_Aim of the exercise_: Print the listing as it stands, omitting all images.

* begin Records supplied *

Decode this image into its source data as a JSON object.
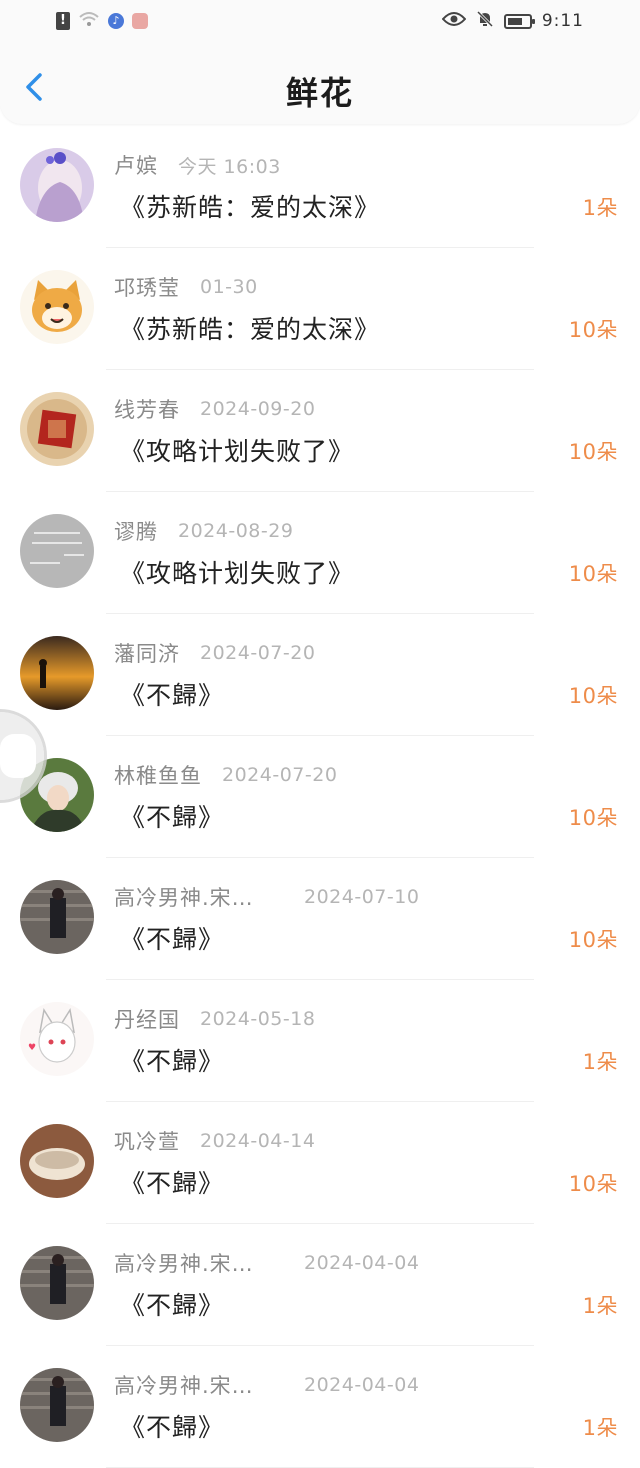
{
  "status_bar": {
    "time": "9:11",
    "icons": [
      "alert-icon",
      "wifi-icon",
      "music-app-icon",
      "app-icon",
      "eye-icon",
      "bell-muted-icon",
      "battery-icon"
    ]
  },
  "header": {
    "title": "鲜花",
    "back_icon": "chevron-left-icon",
    "accent_color": "#2f8fe8"
  },
  "colors": {
    "count_color": "#ee8c4a",
    "name_color": "#8a8a8a",
    "date_color": "#b5b5b5"
  },
  "items": [
    {
      "name": "卢嫔",
      "date": "今天 16:03",
      "book": "《苏新皓：爱的太深》",
      "count": "1朵"
    },
    {
      "name": "邛琇莹",
      "date": "01-30",
      "book": "《苏新皓：爱的太深》",
      "count": "10朵"
    },
    {
      "name": "线芳春",
      "date": "2024-09-20",
      "book": "《攻略计划失败了》",
      "count": "10朵"
    },
    {
      "name": "谬腾",
      "date": "2024-08-29",
      "book": "《攻略计划失败了》",
      "count": "10朵"
    },
    {
      "name": "藩同济",
      "date": "2024-07-20",
      "book": "《不歸》",
      "count": "10朵"
    },
    {
      "name": "林稚鱼鱼",
      "date": "2024-07-20",
      "book": "《不歸》",
      "count": "10朵"
    },
    {
      "name": "高冷男神.宋…",
      "date": "2024-07-10",
      "book": "《不歸》",
      "count": "10朵"
    },
    {
      "name": "丹经国",
      "date": "2024-05-18",
      "book": "《不歸》",
      "count": "1朵"
    },
    {
      "name": "巩冷萱",
      "date": "2024-04-14",
      "book": "《不歸》",
      "count": "10朵"
    },
    {
      "name": "高冷男神.宋…",
      "date": "2024-04-04",
      "book": "《不歸》",
      "count": "1朵"
    },
    {
      "name": "高冷男神.宋…",
      "date": "2024-04-04",
      "book": "《不歸》",
      "count": "1朵"
    }
  ]
}
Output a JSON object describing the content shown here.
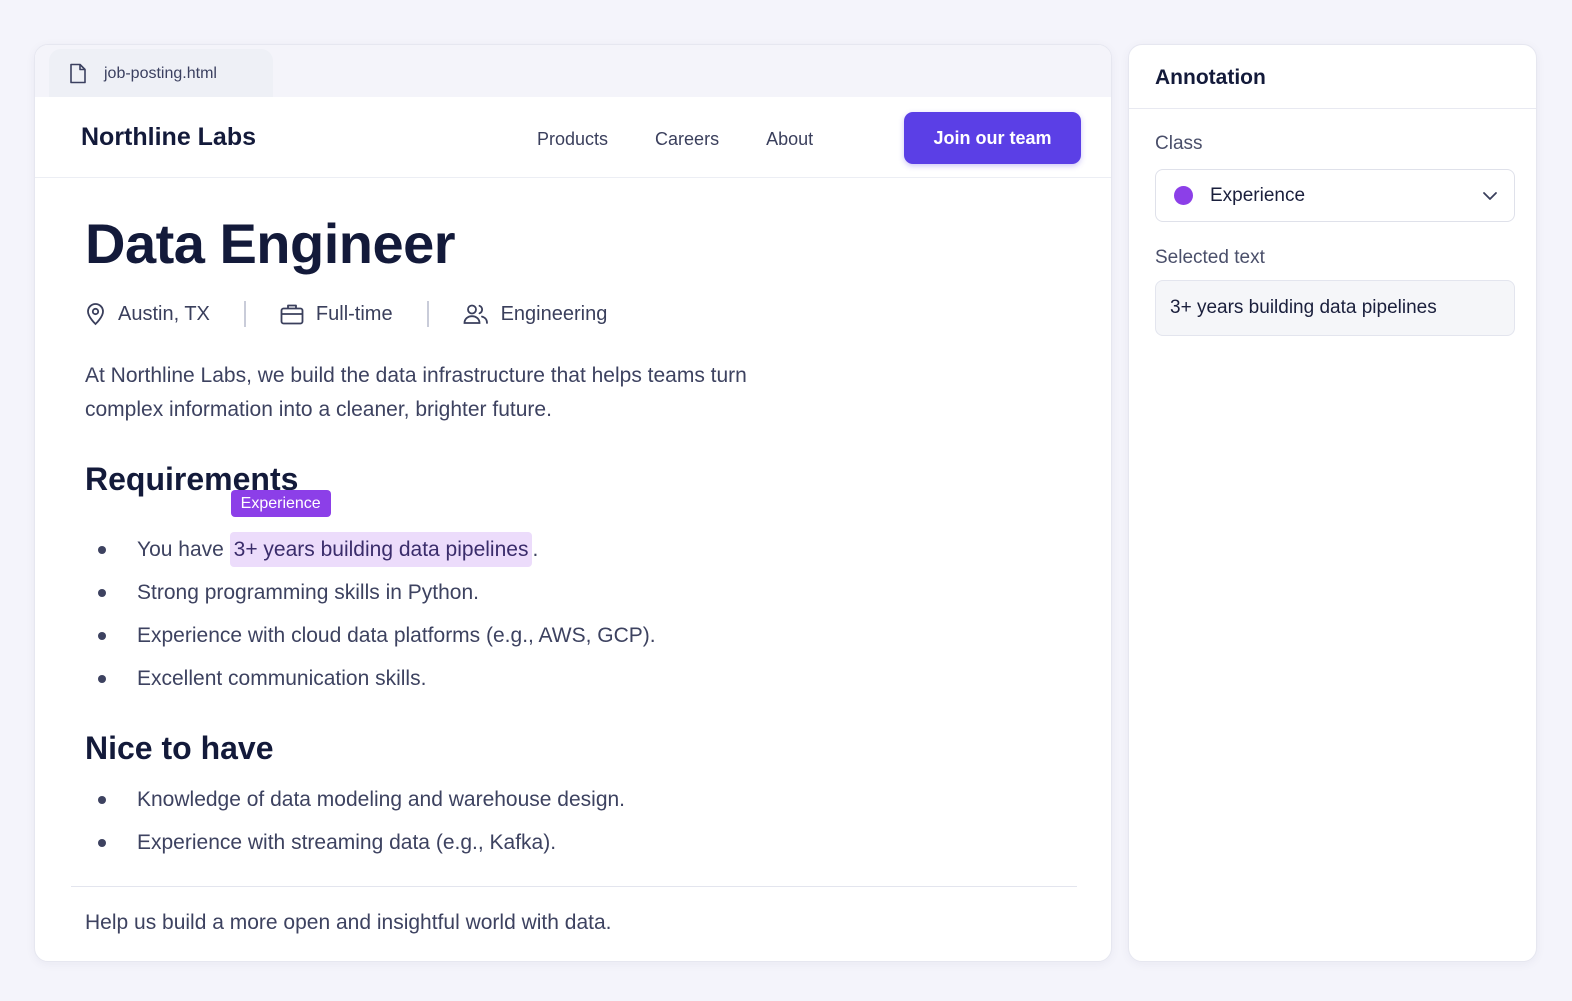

* end Records supplied *

_Answer for the task_:
Decode this image into its source data as a JSON object.
{
  "status_bar": {
    "time": "9:11",
    "icons": [
      "alert-icon",
      "wifi-icon",
      "music-app-icon",
      "app-icon",
      "eye-icon",
      "bell-muted-icon",
      "battery-icon"
    ]
  },
  "header": {
    "title": "鲜花",
    "back_icon": "chevron-left-icon",
    "accent_color": "#2f8fe8"
  },
  "colors": {
    "count_color": "#ee8c4a",
    "name_color": "#8a8a8a",
    "date_color": "#b5b5b5"
  },
  "items": [
    {
      "name": "卢嫔",
      "date": "今天 16:03",
      "book": "《苏新皓：爱的太深》",
      "count": "1朵"
    },
    {
      "name": "邛琇莹",
      "date": "01-30",
      "book": "《苏新皓：爱的太深》",
      "count": "10朵"
    },
    {
      "name": "线芳春",
      "date": "2024-09-20",
      "book": "《攻略计划失败了》",
      "count": "10朵"
    },
    {
      "name": "谬腾",
      "date": "2024-08-29",
      "book": "《攻略计划失败了》",
      "count": "10朵"
    },
    {
      "name": "藩同济",
      "date": "2024-07-20",
      "book": "《不歸》",
      "count": "10朵"
    },
    {
      "name": "林稚鱼鱼",
      "date": "2024-07-20",
      "book": "《不歸》",
      "count": "10朵"
    },
    {
      "name": "高冷男神.宋…",
      "date": "2024-07-10",
      "book": "《不歸》",
      "count": "10朵"
    },
    {
      "name": "丹经国",
      "date": "2024-05-18",
      "book": "《不歸》",
      "count": "1朵"
    },
    {
      "name": "巩冷萱",
      "date": "2024-04-14",
      "book": "《不歸》",
      "count": "10朵"
    },
    {
      "name": "高冷男神.宋…",
      "date": "2024-04-04",
      "book": "《不歸》",
      "count": "1朵"
    },
    {
      "name": "高冷男神.宋…",
      "date": "2024-04-04",
      "book": "《不歸》",
      "count": "1朵"
    }
  ]
}
Output a JSON object describing the content shown here.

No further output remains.